In the material below, list every line carrying the string "medium".

— start of Given data —

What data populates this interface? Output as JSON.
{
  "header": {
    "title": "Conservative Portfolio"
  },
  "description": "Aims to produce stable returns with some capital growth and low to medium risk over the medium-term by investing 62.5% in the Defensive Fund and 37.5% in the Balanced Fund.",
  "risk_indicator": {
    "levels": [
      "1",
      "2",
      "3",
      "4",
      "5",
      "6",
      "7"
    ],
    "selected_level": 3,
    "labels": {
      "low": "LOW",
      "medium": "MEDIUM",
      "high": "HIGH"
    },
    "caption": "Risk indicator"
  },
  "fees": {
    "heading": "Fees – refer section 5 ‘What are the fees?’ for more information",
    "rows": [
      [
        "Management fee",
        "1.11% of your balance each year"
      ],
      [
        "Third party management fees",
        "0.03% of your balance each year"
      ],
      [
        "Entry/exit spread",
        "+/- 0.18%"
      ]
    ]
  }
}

— end of Given data —

### Correct answer
  "description": "Aims to produce stable returns with some capital growth and low to medium risk over the medium-term by investing 62.5% in the Defensive Fund and 37.5% in the Balanced Fund.",
      "medium": "MEDIUM",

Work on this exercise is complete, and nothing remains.